Your goal
Copy each line that holds "approx".

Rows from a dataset

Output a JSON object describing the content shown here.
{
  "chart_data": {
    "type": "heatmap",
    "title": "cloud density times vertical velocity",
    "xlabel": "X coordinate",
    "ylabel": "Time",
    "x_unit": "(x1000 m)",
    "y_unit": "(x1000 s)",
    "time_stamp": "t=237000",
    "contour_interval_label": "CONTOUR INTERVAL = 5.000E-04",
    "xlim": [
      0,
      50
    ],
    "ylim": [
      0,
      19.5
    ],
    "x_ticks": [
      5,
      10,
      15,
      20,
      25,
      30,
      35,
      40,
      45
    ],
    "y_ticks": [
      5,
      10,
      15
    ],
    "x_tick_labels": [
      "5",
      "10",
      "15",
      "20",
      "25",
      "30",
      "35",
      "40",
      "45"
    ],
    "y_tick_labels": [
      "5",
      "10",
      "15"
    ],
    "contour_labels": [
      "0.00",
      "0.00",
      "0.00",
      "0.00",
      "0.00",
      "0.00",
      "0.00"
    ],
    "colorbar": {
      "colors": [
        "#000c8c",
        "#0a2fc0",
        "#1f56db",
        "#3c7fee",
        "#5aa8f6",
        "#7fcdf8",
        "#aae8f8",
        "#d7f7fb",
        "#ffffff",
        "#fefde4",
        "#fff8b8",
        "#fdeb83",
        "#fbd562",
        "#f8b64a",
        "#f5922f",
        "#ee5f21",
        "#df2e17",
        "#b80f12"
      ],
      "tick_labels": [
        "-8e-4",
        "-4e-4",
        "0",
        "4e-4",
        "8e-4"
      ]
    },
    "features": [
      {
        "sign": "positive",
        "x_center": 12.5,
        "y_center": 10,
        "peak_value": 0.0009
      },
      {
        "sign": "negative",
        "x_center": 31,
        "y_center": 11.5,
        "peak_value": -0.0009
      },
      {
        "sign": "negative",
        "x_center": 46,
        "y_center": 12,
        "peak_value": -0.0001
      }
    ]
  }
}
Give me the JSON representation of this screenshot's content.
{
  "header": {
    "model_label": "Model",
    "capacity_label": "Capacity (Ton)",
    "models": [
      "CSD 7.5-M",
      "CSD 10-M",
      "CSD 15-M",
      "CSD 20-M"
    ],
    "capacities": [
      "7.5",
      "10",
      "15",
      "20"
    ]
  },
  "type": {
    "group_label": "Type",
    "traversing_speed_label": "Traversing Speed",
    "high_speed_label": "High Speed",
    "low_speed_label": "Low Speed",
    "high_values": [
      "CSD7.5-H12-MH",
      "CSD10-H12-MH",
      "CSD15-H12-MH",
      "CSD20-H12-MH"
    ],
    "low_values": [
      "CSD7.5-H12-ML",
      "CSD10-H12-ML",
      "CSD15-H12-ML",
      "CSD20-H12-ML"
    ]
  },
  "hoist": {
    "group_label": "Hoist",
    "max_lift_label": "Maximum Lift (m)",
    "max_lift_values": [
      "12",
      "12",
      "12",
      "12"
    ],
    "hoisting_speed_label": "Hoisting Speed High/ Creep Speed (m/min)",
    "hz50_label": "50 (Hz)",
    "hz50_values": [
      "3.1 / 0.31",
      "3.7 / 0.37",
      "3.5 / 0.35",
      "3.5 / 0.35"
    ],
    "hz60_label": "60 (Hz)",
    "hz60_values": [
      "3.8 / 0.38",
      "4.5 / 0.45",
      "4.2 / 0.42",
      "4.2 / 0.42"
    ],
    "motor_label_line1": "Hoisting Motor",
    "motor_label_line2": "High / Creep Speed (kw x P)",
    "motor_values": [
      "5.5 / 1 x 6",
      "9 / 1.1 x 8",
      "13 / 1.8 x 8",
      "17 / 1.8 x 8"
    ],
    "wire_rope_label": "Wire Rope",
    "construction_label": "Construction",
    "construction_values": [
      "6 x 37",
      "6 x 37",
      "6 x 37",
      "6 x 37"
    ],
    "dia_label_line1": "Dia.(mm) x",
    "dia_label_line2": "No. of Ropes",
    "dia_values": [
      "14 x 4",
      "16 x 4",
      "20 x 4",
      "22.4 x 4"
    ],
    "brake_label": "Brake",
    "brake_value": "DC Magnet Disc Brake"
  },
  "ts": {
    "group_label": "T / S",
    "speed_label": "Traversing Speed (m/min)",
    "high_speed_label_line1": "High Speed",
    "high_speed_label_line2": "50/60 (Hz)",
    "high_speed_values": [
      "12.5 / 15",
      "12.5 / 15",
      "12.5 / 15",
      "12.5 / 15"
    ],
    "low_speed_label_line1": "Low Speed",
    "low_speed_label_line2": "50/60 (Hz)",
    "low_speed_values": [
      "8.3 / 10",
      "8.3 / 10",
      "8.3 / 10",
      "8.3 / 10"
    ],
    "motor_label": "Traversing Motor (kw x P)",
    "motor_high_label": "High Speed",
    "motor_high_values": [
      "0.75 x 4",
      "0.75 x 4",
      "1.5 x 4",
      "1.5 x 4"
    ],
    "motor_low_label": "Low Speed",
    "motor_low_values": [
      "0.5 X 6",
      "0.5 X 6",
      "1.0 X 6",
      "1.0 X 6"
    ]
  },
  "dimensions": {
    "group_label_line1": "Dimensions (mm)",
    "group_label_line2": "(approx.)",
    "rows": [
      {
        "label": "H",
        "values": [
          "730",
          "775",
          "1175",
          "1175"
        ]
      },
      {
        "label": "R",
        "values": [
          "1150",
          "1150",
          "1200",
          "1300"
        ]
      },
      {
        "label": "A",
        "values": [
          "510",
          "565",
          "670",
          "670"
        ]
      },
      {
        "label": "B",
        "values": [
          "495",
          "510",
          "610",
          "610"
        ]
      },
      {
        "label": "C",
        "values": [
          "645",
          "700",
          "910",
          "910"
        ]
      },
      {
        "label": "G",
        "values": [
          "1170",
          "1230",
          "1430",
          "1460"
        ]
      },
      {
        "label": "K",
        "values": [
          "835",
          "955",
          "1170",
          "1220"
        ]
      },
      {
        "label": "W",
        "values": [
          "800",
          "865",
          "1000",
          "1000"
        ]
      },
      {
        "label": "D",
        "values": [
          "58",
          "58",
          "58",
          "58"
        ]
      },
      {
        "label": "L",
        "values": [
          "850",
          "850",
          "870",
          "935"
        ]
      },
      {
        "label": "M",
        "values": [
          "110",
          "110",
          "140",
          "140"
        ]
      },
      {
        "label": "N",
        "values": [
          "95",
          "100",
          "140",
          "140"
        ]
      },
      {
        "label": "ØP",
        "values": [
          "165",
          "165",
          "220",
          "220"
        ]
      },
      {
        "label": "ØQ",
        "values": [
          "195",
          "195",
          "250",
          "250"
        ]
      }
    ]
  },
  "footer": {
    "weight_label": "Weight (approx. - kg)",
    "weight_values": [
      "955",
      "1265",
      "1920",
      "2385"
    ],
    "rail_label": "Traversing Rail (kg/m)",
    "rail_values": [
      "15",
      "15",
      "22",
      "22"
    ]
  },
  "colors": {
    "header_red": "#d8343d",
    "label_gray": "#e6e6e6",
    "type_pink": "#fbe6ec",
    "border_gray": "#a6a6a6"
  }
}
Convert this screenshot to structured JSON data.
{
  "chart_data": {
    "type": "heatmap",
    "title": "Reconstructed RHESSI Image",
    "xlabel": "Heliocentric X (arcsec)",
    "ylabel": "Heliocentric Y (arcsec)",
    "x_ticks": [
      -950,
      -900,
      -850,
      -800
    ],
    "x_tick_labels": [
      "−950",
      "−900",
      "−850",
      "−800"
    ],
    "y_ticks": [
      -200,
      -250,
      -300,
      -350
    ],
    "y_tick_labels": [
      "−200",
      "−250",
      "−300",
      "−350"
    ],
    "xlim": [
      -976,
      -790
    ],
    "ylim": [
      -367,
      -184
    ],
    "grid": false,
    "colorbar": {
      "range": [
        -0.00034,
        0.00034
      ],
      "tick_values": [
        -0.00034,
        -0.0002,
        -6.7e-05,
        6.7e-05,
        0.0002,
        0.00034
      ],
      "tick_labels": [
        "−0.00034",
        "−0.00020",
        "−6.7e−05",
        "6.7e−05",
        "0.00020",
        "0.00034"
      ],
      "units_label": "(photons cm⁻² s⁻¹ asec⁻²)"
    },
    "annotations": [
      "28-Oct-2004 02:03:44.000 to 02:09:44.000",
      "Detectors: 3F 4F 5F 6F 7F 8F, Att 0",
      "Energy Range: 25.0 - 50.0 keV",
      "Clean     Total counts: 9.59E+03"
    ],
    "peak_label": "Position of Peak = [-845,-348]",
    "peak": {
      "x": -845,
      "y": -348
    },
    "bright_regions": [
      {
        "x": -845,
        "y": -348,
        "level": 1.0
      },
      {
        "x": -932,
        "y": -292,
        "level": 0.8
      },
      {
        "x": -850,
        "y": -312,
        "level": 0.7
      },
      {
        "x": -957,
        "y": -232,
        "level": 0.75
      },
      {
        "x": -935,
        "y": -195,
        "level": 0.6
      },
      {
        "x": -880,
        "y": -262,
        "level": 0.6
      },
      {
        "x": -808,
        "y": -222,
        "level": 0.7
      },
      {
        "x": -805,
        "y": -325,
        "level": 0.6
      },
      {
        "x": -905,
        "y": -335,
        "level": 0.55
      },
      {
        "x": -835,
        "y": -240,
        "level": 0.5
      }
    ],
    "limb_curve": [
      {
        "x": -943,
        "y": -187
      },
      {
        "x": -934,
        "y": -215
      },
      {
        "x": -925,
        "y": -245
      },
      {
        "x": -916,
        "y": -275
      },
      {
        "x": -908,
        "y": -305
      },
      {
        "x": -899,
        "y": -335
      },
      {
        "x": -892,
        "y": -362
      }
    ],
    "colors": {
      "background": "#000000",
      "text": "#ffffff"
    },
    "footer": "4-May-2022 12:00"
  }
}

The answer
    "group_label_line2": "(approx.)",
    "weight_label": "Weight (approx. - kg)",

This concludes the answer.